# Activity:
Can you transcribe every entry word for word, skipping the images?

──────── Provided data ────────

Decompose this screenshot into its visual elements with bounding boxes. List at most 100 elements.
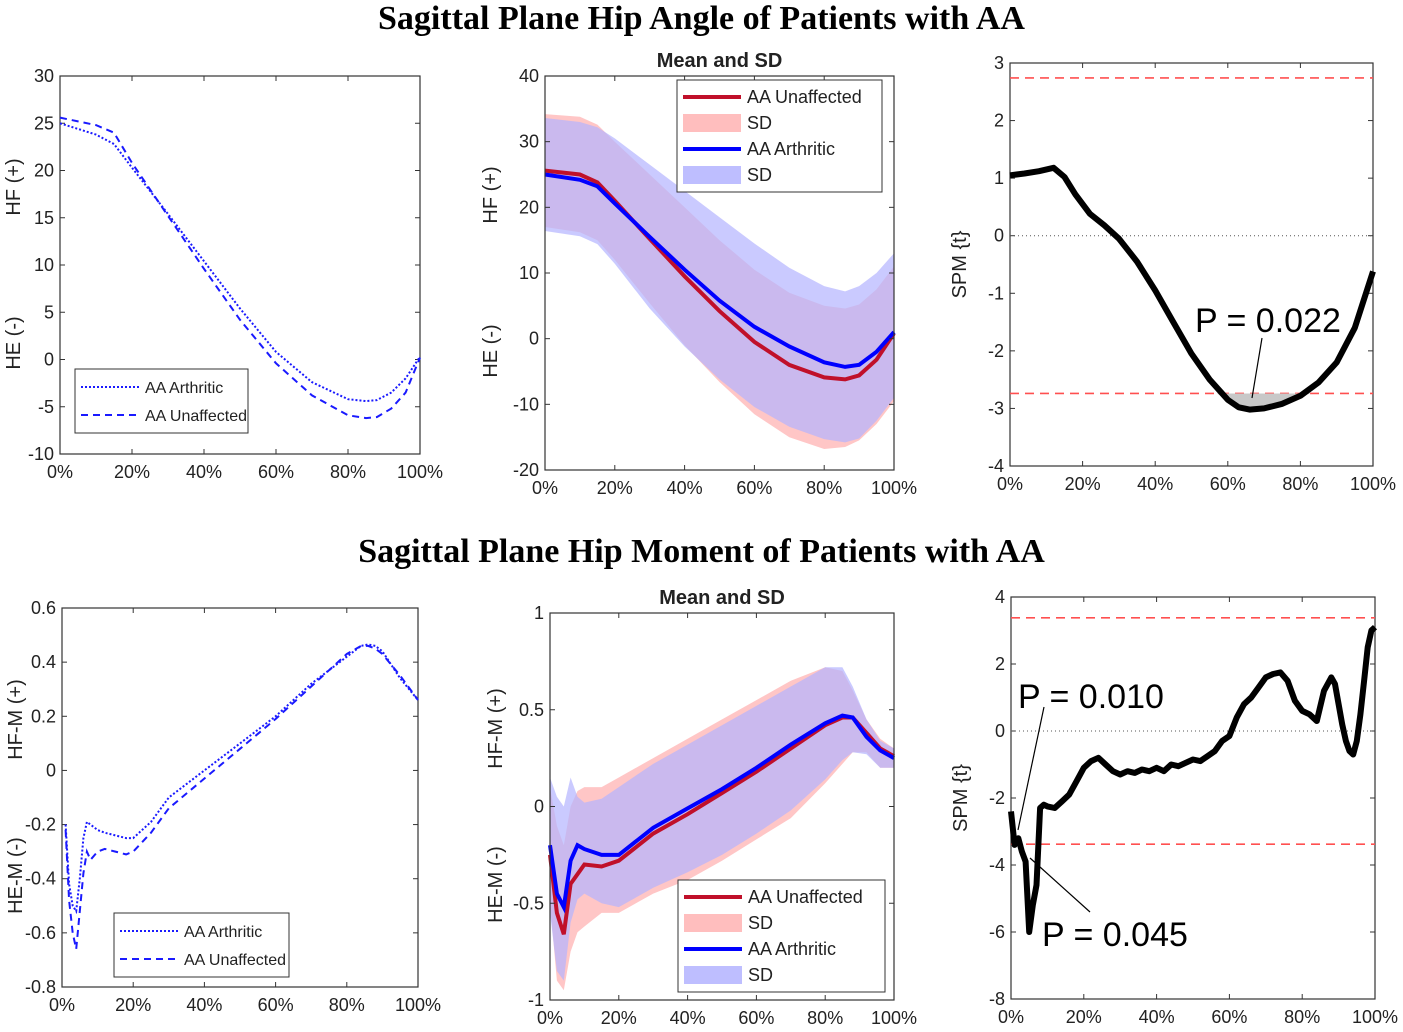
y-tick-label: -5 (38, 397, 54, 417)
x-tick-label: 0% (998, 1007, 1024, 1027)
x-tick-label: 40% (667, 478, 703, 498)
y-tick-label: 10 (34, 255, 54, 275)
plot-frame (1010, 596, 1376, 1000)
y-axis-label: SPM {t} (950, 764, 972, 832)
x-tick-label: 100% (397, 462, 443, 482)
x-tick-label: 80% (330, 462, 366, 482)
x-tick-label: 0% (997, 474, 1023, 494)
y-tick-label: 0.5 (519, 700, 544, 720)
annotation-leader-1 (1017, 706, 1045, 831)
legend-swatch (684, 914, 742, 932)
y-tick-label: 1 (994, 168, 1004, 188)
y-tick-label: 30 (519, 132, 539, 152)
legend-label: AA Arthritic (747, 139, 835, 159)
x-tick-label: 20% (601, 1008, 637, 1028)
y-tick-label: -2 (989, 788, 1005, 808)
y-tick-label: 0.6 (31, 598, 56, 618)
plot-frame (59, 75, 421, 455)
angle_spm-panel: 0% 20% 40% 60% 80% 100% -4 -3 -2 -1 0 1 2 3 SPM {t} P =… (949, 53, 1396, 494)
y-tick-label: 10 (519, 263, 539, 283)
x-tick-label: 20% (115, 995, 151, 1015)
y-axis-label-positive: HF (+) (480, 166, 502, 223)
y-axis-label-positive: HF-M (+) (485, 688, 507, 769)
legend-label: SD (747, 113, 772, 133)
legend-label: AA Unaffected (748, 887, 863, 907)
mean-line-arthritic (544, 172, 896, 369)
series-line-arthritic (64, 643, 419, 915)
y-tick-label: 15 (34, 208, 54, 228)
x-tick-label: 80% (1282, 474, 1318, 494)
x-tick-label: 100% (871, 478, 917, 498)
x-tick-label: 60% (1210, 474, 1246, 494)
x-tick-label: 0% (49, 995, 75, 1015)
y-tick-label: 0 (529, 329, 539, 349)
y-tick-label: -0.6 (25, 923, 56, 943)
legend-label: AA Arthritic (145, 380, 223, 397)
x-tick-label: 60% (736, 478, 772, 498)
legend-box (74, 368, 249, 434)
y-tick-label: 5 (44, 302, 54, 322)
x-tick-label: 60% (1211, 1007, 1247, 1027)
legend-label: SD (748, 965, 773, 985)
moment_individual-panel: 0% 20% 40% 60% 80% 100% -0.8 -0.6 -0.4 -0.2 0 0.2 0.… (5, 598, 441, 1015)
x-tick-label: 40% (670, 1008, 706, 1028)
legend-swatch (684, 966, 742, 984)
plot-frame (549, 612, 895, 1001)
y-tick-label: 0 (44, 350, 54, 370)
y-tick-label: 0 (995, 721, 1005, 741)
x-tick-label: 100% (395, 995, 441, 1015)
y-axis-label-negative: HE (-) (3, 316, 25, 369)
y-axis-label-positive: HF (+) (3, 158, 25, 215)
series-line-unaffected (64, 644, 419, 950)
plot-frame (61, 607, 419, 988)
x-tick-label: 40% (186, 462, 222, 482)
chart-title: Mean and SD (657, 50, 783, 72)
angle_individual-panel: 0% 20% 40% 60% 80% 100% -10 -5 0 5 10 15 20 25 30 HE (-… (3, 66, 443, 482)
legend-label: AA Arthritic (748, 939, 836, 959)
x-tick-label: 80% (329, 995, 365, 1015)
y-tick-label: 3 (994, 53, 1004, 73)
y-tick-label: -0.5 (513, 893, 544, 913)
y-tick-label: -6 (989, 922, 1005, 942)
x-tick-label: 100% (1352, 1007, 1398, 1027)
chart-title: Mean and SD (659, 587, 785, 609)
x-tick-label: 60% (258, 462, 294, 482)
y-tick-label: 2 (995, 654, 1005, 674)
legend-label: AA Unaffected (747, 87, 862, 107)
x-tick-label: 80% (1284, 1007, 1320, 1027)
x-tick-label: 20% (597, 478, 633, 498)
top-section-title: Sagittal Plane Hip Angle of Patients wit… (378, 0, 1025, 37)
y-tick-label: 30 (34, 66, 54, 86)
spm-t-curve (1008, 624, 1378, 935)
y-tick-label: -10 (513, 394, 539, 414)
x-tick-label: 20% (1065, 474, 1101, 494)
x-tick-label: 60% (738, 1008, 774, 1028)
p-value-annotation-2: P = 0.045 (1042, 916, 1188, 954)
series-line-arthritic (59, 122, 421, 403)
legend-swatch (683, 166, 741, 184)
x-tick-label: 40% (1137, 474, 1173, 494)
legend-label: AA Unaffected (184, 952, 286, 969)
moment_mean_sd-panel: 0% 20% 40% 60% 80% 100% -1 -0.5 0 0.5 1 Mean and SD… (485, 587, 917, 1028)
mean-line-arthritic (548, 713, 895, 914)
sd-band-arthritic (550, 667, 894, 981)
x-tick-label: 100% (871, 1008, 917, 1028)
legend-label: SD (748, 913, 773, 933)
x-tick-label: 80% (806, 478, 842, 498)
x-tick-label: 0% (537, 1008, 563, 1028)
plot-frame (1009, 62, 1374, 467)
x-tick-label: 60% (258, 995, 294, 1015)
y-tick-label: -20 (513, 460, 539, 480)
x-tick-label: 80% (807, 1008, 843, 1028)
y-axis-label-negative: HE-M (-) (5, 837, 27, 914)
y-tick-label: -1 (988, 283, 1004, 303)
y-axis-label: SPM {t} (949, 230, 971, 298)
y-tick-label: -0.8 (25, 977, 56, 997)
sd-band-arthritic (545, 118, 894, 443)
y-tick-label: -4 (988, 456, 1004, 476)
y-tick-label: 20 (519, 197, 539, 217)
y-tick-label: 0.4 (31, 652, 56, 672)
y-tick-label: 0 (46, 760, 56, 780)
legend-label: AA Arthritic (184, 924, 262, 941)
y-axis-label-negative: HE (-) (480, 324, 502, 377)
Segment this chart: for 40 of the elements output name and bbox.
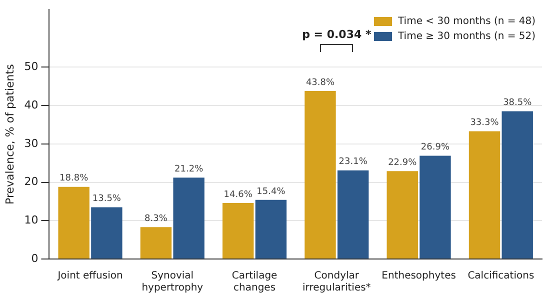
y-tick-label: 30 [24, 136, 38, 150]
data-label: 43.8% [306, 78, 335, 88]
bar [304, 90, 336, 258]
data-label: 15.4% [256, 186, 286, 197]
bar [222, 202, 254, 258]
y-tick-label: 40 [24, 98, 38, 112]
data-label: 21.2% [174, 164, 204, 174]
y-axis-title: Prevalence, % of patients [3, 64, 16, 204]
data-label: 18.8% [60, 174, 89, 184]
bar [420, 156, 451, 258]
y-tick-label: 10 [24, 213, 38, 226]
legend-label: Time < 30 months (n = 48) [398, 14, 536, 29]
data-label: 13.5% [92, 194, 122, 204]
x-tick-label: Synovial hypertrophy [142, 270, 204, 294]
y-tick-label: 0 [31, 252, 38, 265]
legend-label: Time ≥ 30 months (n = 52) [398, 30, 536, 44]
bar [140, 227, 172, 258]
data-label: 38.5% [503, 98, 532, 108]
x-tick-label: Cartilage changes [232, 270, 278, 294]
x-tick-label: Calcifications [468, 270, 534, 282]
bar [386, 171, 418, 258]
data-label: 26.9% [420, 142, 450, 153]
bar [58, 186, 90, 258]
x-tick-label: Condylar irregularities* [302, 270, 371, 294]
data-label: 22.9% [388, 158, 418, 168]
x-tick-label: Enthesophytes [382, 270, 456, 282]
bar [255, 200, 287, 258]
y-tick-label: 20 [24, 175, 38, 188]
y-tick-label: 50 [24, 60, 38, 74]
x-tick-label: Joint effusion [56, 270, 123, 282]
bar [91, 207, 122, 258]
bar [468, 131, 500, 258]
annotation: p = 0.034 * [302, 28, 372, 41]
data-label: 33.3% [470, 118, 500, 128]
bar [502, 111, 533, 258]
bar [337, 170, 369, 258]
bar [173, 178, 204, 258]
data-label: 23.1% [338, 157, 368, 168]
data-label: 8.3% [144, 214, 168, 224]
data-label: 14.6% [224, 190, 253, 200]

────────

# Final answer:
Decompose this screenshot into its visual elements with bounding boxes. List at most 100 elements.
y-tick-label: -5 (38, 397, 54, 417)
x-tick-label: 0% (998, 1007, 1024, 1027)
x-tick-label: 40% (667, 478, 703, 498)
y-tick-label: 10 (34, 255, 54, 275)
plot-frame (1010, 596, 1376, 1000)
y-axis-label: SPM {t} (950, 764, 972, 832)
x-tick-label: 100% (397, 462, 443, 482)
x-tick-label: 80% (330, 462, 366, 482)
x-tick-label: 0% (997, 474, 1023, 494)
y-tick-label: 0.5 (519, 700, 544, 720)
annotation-leader-1 (1017, 706, 1045, 831)
legend-swatch (684, 914, 742, 932)
y-tick-label: 1 (994, 168, 1004, 188)
y-tick-label: 30 (519, 132, 539, 152)
legend-label: AA Arthritic (747, 139, 835, 159)
x-tick-label: 20% (601, 1008, 637, 1028)
y-tick-label: -2 (989, 788, 1005, 808)
y-tick-label: 0.6 (31, 598, 56, 618)
plot-frame (59, 75, 421, 455)
angle_spm-panel: 0% 20% 40% 60% 80% 100% -4 -3 -2 -1 0 1 2 3 SPM {t} P =… (949, 53, 1396, 494)
y-tick-label: 10 (519, 263, 539, 283)
x-tick-label: 20% (115, 995, 151, 1015)
y-axis-label-positive: HF (+) (480, 166, 502, 223)
y-axis-label-positive: HF-M (+) (485, 688, 507, 769)
legend-label: SD (747, 113, 772, 133)
legend-label: AA Unaffected (748, 887, 863, 907)
mean-line-arthritic (544, 172, 896, 369)
series-line-arthritic (64, 643, 419, 915)
y-tick-label: 15 (34, 208, 54, 228)
x-tick-label: 80% (1282, 474, 1318, 494)
x-tick-label: 100% (871, 478, 917, 498)
x-tick-label: 60% (1210, 474, 1246, 494)
x-tick-label: 0% (49, 995, 75, 1015)
y-tick-label: 0 (529, 329, 539, 349)
y-tick-label: -0.6 (25, 923, 56, 943)
legend-label: AA Arthritic (145, 380, 223, 397)
x-tick-label: 60% (736, 478, 772, 498)
legend-box (74, 368, 249, 434)
y-tick-label: 5 (44, 302, 54, 322)
x-tick-label: 60% (1211, 1007, 1247, 1027)
legend-label: SD (748, 965, 773, 985)
moment_individual-panel: 0% 20% 40% 60% 80% 100% -0.8 -0.6 -0.4 -0.2 0 0.2 0.… (5, 598, 441, 1015)
x-tick-label: 40% (670, 1008, 706, 1028)
legend-swatch (684, 966, 742, 984)
plot-frame (549, 612, 895, 1001)
y-tick-label: 0 (44, 350, 54, 370)
y-tick-label: 0 (995, 721, 1005, 741)
x-tick-label: 100% (395, 995, 441, 1015)
y-axis-label-negative: HE (-) (3, 316, 25, 369)
y-axis-label-positive: HF (+) (3, 158, 25, 215)
series-line-unaffected (64, 644, 419, 950)
plot-frame (61, 607, 419, 988)
x-tick-label: 40% (186, 462, 222, 482)
chart-title: Mean and SD (657, 50, 783, 72)
angle_individual-panel: 0% 20% 40% 60% 80% 100% -10 -5 0 5 10 15 20 25 30 HE (-… (3, 66, 443, 482)
legend-label: AA Arthritic (748, 939, 836, 959)
x-tick-label: 80% (329, 995, 365, 1015)
y-tick-label: 3 (994, 53, 1004, 73)
y-tick-label: -0.5 (513, 893, 544, 913)
y-tick-label: -6 (989, 922, 1005, 942)
x-tick-label: 100% (1352, 1007, 1398, 1027)
chart-title: Mean and SD (659, 587, 785, 609)
x-tick-label: 60% (258, 462, 294, 482)
y-tick-label: 2 (995, 654, 1005, 674)
legend-label: AA Unaffected (747, 87, 862, 107)
x-tick-label: 80% (1284, 1007, 1320, 1027)
x-tick-label: 20% (597, 478, 633, 498)
top-section-title: Sagittal Plane Hip Angle of Patients wit… (378, 0, 1025, 37)
y-tick-label: 30 (34, 66, 54, 86)
spm-t-curve (1008, 624, 1378, 935)
y-tick-label: -10 (513, 394, 539, 414)
x-tick-label: 20% (1065, 474, 1101, 494)
x-tick-label: 60% (738, 1008, 774, 1028)
p-value-annotation-2: P = 0.045 (1042, 916, 1188, 954)
series-line-arthritic (59, 122, 421, 403)
legend-swatch (683, 166, 741, 184)
x-tick-label: 40% (1137, 474, 1173, 494)
legend-label: AA Unaffected (184, 952, 286, 969)
moment_mean_sd-panel: 0% 20% 40% 60% 80% 100% -1 -0.5 0 0.5 1 Mean and SD… (485, 587, 917, 1028)
mean-line-arthritic (548, 713, 895, 914)
sd-band-arthritic (550, 667, 894, 981)
x-tick-label: 100% (871, 1008, 917, 1028)
legend-label: SD (748, 913, 773, 933)
x-tick-label: 80% (806, 478, 842, 498)
x-tick-label: 0% (537, 1008, 563, 1028)
plot-frame (1009, 62, 1374, 467)
x-tick-label: 60% (258, 995, 294, 1015)
y-tick-label: -20 (513, 460, 539, 480)
x-tick-label: 80% (807, 1008, 843, 1028)
y-axis-label-negative: HE-M (-) (5, 837, 27, 914)
y-tick-label: -1 (988, 283, 1004, 303)
y-axis-label: SPM {t} (949, 230, 971, 298)
y-tick-label: -0.8 (25, 977, 56, 997)
sd-band-arthritic (545, 118, 894, 443)
y-tick-label: -4 (988, 456, 1004, 476)
y-tick-label: 20 (519, 197, 539, 217)
y-tick-label: 0.4 (31, 652, 56, 672)
y-tick-label: 0 (46, 760, 56, 780)
legend-label: AA Arthritic (184, 924, 262, 941)
y-axis-label-negative: HE (-) (480, 324, 502, 377)
Segment this chart: for 40 of the elements output name and bbox.
y-tick-label: 30 [24, 136, 38, 150]
data-label: 43.8% [306, 78, 335, 88]
bar [304, 90, 336, 258]
data-label: 15.4% [256, 186, 286, 197]
bar [222, 202, 254, 258]
y-tick-label: 40 [24, 98, 38, 112]
data-label: 21.2% [174, 164, 204, 174]
y-axis-title: Prevalence, % of patients [3, 64, 16, 204]
data-label: 18.8% [60, 174, 89, 184]
bar [420, 156, 451, 258]
y-tick-label: 10 [24, 213, 38, 226]
legend-label: Time < 30 months (n = 48) [398, 14, 536, 29]
data-label: 13.5% [92, 194, 122, 204]
x-tick-label: Synovial hypertrophy [142, 270, 204, 294]
y-tick-label: 0 [31, 252, 38, 265]
legend-label: Time ≥ 30 months (n = 52) [398, 30, 536, 44]
bar [140, 227, 172, 258]
data-label: 38.5% [503, 98, 532, 108]
x-tick-label: Cartilage changes [232, 270, 278, 294]
x-tick-label: Calcifications [468, 270, 534, 282]
bar [386, 171, 418, 258]
data-label: 26.9% [420, 142, 450, 153]
bar [58, 186, 90, 258]
x-tick-label: Condylar irregularities* [302, 270, 371, 294]
data-label: 22.9% [388, 158, 418, 168]
x-tick-label: Enthesophytes [382, 270, 456, 282]
bar [255, 200, 287, 258]
y-tick-label: 20 [24, 175, 38, 188]
y-tick-label: 50 [24, 60, 38, 74]
x-tick-label: Joint effusion [56, 270, 123, 282]
bar [91, 207, 122, 258]
bar [468, 131, 500, 258]
annotation: p = 0.034 * [302, 28, 372, 41]
data-label: 33.3% [470, 118, 500, 128]
bar [502, 111, 533, 258]
bar [337, 170, 369, 258]
bar [173, 178, 204, 258]
data-label: 23.1% [338, 157, 368, 168]
data-label: 8.3% [144, 214, 168, 224]
data-label: 14.6% [224, 190, 253, 200]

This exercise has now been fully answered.